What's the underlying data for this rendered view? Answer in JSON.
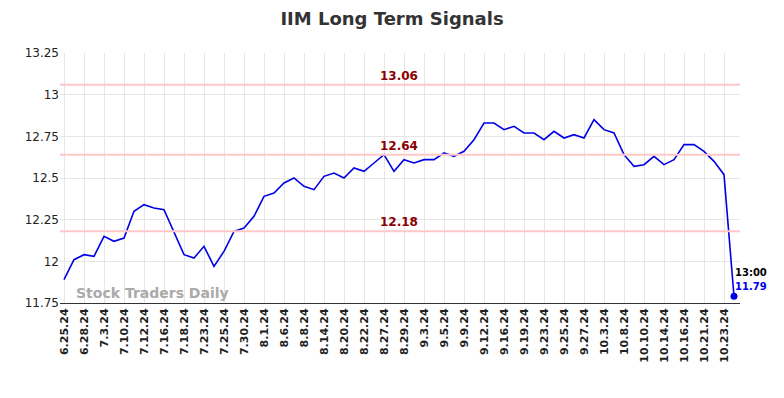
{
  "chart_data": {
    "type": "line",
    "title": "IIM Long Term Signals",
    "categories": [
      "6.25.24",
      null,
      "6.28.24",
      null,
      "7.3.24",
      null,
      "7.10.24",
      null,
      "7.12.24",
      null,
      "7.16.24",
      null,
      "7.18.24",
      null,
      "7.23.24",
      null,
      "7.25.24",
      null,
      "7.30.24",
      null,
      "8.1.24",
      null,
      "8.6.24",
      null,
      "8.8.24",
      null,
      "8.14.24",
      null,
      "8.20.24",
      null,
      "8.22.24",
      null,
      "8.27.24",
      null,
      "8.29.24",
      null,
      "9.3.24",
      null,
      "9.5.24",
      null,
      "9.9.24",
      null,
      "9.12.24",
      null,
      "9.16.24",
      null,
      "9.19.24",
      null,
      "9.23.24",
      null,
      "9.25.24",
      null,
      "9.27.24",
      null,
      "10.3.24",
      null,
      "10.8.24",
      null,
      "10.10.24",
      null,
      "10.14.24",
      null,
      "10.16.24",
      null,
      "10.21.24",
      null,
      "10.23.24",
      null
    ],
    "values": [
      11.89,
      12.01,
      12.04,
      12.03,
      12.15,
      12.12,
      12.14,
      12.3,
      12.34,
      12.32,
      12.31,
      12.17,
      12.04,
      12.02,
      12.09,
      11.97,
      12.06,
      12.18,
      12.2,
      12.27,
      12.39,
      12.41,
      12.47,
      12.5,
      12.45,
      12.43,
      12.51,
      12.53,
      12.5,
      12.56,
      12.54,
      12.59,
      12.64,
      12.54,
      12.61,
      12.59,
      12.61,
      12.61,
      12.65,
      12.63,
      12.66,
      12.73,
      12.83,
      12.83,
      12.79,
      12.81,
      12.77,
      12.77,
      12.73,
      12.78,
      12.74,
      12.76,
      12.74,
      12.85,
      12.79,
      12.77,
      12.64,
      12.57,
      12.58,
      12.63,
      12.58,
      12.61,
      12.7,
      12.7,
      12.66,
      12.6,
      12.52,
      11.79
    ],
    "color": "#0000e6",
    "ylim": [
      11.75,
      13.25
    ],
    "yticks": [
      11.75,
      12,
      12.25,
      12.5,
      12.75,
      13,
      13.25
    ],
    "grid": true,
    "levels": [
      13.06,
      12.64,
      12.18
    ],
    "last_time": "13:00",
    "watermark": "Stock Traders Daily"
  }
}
══════
* **Stated goal**: Print the records word for word and exclude any picture they hold.

* **Complete response**:
What's the underlying data for this rendered view? Answer in JSON.
{
  "chart_data": {
    "type": "line",
    "title": "IIM Long Term Signals",
    "categories": [
      "6.25.24",
      null,
      "6.28.24",
      null,
      "7.3.24",
      null,
      "7.10.24",
      null,
      "7.12.24",
      null,
      "7.16.24",
      null,
      "7.18.24",
      null,
      "7.23.24",
      null,
      "7.25.24",
      null,
      "7.30.24",
      null,
      "8.1.24",
      null,
      "8.6.24",
      null,
      "8.8.24",
      null,
      "8.14.24",
      null,
      "8.20.24",
      null,
      "8.22.24",
      null,
      "8.27.24",
      null,
      "8.29.24",
      null,
      "9.3.24",
      null,
      "9.5.24",
      null,
      "9.9.24",
      null,
      "9.12.24",
      null,
      "9.16.24",
      null,
      "9.19.24",
      null,
      "9.23.24",
      null,
      "9.25.24",
      null,
      "9.27.24",
      null,
      "10.3.24",
      null,
      "10.8.24",
      null,
      "10.10.24",
      null,
      "10.14.24",
      null,
      "10.16.24",
      null,
      "10.21.24",
      null,
      "10.23.24",
      null
    ],
    "values": [
      11.89,
      12.01,
      12.04,
      12.03,
      12.15,
      12.12,
      12.14,
      12.3,
      12.34,
      12.32,
      12.31,
      12.17,
      12.04,
      12.02,
      12.09,
      11.97,
      12.06,
      12.18,
      12.2,
      12.27,
      12.39,
      12.41,
      12.47,
      12.5,
      12.45,
      12.43,
      12.51,
      12.53,
      12.5,
      12.56,
      12.54,
      12.59,
      12.64,
      12.54,
      12.61,
      12.59,
      12.61,
      12.61,
      12.65,
      12.63,
      12.66,
      12.73,
      12.83,
      12.83,
      12.79,
      12.81,
      12.77,
      12.77,
      12.73,
      12.78,
      12.74,
      12.76,
      12.74,
      12.85,
      12.79,
      12.77,
      12.64,
      12.57,
      12.58,
      12.63,
      12.58,
      12.61,
      12.7,
      12.7,
      12.66,
      12.6,
      12.52,
      11.79
    ],
    "color": "#0000e6",
    "ylim": [
      11.75,
      13.25
    ],
    "yticks": [
      11.75,
      12,
      12.25,
      12.5,
      12.75,
      13,
      13.25
    ],
    "grid": true,
    "levels": [
      13.06,
      12.64,
      12.18
    ],
    "last_time": "13:00",
    "watermark": "Stock Traders Daily"
  }
}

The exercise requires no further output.